- [Questions to answer]
(a) Reproduce the stretch of the essay on reclaiming the term "queer" from "When I worked" through "I understand why.".
(b) According to the essay on reclaiming the term "queer," what was the group known as GALOP called at the time the writer worked for it?

- [Page excerpt]

++++++++++++++++++++

I’m a gay man who grew up at a time when gay rights didn’t exist. There was no equal age of consent when I came out, no employment rights, no partnership rights. You could be fired from your job, arrested for the homosexual ‘crime’ of ‘gross indecency’, or harassed by the police with little or no legal recourse.
When I worked for what was then called the London Gay Police Monitoring Group or GALOP, I took calls from gay and bisexual men whose lives were destroyed by homophobic violence or police entrapment in parks and public toilets.
When gay men I knew died of AIDS, their partners often lost their homes or were denied hospital visiting rights by their loved one’s estranged, homophobic parents. One man I knew was even prevented from attending his partner’s funeral.
It was in this context that the term ‘queer’ was ‘reclaimed’ in the early ’90s as a political identity. Many people I knew were deeply uncomfortable with this – and I understand why.
Lesbian friends argued that ‘queer’ wasn’t as inclusive as some people claimed, but another act of lesbian erasure, just as the supposedly all embracing ‘gay’ had been.

++++++++++++++++++++

[Excerpts from a dataset]
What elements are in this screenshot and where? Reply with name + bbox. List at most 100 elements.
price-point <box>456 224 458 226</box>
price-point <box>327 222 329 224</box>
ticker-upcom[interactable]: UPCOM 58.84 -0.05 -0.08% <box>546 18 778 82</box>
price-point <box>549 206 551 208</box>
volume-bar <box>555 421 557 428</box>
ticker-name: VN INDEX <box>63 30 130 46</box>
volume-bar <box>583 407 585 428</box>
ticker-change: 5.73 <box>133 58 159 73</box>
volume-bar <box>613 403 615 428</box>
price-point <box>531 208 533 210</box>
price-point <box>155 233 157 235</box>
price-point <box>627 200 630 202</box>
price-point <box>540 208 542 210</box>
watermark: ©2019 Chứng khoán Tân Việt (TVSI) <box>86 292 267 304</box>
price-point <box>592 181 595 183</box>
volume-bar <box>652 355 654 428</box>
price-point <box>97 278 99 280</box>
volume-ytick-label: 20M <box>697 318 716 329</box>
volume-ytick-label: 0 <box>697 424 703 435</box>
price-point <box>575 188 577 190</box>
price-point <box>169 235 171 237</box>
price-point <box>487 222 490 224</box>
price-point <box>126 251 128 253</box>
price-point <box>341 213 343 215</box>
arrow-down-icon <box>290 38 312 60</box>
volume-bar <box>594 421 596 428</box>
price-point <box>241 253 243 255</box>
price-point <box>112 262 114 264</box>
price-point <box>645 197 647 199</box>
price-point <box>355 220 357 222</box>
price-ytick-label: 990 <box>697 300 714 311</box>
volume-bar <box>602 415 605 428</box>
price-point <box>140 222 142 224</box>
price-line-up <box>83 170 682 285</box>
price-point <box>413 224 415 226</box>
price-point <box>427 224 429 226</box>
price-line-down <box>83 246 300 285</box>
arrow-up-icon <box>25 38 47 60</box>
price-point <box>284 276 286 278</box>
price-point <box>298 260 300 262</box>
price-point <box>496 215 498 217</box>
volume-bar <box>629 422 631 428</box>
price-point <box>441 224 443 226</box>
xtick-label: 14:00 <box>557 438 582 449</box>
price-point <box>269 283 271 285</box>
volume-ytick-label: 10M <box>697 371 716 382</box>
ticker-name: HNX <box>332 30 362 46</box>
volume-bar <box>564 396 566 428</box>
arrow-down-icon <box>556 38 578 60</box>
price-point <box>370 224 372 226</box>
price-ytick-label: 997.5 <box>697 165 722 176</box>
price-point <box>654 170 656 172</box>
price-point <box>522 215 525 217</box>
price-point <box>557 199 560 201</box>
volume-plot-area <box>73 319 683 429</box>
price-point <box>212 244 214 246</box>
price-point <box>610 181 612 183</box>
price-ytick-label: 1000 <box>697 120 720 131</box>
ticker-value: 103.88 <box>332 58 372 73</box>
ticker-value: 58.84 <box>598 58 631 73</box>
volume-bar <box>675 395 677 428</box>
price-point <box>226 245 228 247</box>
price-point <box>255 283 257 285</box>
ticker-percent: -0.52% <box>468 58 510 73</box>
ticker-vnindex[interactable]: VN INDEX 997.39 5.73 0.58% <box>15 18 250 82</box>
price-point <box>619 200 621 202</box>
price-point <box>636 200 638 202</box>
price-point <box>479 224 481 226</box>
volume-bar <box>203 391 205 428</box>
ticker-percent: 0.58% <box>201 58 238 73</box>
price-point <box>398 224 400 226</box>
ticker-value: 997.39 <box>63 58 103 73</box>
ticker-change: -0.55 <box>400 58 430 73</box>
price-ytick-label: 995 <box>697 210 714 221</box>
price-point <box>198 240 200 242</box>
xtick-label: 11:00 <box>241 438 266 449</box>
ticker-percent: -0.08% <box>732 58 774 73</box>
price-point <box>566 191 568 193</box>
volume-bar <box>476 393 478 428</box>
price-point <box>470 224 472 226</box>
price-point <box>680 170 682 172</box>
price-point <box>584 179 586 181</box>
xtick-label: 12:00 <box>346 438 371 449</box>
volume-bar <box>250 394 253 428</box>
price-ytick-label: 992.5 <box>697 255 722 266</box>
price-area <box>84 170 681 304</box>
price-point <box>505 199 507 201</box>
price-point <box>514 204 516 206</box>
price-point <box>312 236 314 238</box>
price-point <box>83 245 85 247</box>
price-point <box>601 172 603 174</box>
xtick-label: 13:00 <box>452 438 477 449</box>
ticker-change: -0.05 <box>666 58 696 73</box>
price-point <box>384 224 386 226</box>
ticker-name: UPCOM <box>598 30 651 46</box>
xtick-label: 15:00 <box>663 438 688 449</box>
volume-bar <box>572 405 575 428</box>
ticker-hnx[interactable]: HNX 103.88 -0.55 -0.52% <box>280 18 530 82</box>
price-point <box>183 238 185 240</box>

++++++++++++++++++++

- [Results for each task]
(a)
When I worked for what was then called the London Gay Police Monitoring Group or GALOP, I took calls from gay and bisexual men whose lives were destroyed by homophobic violence or police entrapment in parks and public toilets.
When gay men I knew died of AIDS, their partners often lost their homes or were denied hospital visiting rights by their loved one’s estranged, homophobic parents. One man I knew was even prevented from attending his partner’s funeral.
It was in this context that the term ‘queer’ was ‘reclaimed’ in the early ’90s as a political identity. Many people I knew were deeply uncomfortable with this – and I understand why.

(b) The London Gay Police Monitoring Group.